*Data section*.
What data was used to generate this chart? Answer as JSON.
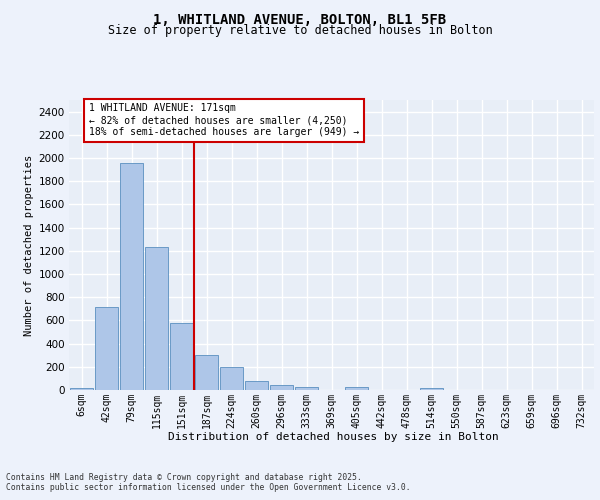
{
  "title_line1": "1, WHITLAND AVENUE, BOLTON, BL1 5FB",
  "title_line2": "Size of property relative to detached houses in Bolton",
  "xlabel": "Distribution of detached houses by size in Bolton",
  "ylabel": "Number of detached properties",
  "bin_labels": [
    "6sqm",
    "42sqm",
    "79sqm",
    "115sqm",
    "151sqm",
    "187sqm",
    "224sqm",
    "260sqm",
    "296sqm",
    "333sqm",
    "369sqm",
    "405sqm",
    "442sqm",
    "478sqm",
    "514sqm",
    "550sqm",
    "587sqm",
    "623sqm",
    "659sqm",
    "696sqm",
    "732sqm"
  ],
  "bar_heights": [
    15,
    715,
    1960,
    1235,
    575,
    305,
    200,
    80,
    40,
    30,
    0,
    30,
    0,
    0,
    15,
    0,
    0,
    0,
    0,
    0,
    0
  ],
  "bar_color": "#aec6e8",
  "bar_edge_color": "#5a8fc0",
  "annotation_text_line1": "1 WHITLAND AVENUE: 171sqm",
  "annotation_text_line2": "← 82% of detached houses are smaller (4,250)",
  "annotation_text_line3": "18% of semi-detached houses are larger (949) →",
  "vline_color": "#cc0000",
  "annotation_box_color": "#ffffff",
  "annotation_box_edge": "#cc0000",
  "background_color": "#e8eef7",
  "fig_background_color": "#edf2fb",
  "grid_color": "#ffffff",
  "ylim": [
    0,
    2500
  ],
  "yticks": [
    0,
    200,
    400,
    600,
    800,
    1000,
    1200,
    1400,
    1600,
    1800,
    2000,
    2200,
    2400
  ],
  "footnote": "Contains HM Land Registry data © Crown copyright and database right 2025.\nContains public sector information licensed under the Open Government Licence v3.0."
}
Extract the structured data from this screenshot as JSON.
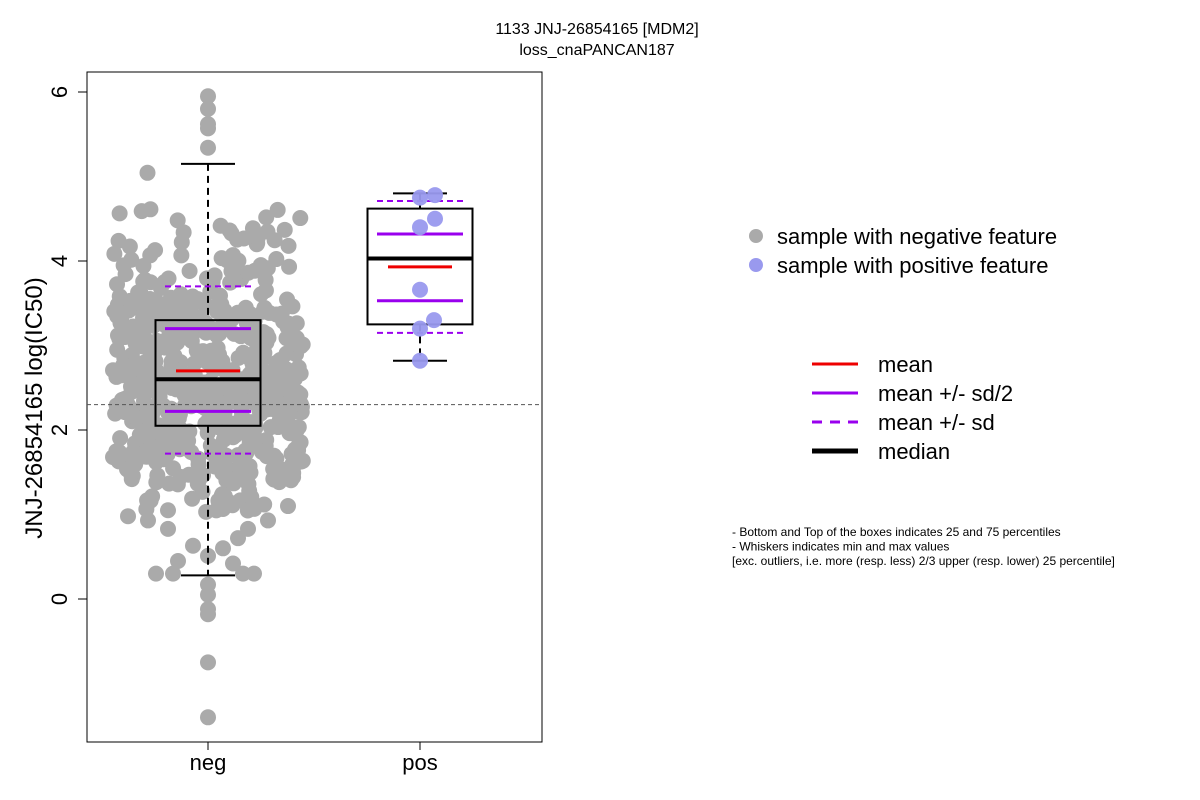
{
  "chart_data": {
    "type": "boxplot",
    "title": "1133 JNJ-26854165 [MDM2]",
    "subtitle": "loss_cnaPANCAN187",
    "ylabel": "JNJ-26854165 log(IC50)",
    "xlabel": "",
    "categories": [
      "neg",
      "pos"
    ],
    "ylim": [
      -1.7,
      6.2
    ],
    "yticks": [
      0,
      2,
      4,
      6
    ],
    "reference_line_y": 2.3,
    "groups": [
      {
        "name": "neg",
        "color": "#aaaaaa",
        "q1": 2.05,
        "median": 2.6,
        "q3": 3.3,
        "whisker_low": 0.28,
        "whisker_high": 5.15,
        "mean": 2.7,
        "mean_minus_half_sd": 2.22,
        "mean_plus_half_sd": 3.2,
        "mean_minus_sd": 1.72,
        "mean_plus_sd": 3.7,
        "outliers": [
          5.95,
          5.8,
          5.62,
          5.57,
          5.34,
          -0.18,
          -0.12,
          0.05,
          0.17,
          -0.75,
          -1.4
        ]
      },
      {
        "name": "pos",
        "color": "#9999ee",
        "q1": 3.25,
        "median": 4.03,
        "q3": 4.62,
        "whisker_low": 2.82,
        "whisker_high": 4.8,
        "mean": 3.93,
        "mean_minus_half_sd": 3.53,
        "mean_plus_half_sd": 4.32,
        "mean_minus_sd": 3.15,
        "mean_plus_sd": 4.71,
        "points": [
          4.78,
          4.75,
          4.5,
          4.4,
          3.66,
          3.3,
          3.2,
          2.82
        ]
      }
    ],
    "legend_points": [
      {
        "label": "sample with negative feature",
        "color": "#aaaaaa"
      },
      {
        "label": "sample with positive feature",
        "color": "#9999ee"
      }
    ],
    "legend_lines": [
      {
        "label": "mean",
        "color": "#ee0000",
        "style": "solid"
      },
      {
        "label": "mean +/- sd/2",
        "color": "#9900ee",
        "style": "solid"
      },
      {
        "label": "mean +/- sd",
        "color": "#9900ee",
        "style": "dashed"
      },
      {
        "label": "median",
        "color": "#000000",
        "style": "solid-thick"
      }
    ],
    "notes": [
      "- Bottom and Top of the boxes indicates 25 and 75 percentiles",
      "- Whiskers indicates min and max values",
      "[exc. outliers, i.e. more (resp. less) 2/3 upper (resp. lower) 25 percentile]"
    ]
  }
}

*Goal*.
Using the listing above, work out how many of its lines include "detached", and give only the result.

*The response*.
5